[START MATERIAL FOR THE TASK]
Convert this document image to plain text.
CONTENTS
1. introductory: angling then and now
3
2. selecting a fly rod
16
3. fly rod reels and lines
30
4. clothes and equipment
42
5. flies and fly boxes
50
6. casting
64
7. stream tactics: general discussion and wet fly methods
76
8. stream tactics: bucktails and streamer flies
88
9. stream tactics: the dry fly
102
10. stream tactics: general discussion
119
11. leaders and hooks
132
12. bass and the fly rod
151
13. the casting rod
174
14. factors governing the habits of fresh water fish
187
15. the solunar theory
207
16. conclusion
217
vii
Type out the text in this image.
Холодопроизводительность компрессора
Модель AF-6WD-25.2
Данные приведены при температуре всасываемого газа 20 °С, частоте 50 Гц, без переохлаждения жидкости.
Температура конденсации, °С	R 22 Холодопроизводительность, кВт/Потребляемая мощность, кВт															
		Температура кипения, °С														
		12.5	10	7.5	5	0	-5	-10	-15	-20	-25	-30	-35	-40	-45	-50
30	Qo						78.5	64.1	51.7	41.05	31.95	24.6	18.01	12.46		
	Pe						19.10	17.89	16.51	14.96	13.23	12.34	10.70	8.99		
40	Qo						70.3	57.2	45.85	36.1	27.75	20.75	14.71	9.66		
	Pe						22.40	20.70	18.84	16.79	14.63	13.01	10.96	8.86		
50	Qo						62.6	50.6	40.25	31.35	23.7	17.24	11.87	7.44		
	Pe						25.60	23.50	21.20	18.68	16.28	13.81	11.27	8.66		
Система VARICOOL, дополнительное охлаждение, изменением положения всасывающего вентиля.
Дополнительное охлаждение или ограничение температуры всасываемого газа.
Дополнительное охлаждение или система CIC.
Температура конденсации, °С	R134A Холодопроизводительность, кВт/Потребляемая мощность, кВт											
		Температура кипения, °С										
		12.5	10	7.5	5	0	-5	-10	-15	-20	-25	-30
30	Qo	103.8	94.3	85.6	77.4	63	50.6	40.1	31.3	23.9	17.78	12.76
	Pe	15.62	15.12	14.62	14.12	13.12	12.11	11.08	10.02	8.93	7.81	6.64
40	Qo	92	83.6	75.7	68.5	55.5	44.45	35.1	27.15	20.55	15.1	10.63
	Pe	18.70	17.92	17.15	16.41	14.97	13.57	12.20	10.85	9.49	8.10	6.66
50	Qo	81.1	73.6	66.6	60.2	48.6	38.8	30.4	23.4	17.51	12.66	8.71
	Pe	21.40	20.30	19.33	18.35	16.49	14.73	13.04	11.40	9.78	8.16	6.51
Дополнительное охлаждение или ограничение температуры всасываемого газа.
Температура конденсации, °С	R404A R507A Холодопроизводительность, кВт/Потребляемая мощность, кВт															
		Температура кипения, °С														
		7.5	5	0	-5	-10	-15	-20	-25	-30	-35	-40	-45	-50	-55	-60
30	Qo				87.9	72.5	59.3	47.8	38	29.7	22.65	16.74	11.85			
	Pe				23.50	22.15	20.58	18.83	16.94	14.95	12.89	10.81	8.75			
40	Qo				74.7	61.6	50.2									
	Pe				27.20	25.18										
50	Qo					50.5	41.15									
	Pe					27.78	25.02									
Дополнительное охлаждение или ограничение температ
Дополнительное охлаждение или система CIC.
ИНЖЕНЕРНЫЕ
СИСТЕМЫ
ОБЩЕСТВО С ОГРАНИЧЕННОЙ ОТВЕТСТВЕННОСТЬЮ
[END MATERIAL FOR THE TASK]
# [AIM]
Collect each line containing the string "flies".

# [EXERCISE SOLUTION]
5. flies and fly boxes
8. stream tactics: bucktails and streamer flies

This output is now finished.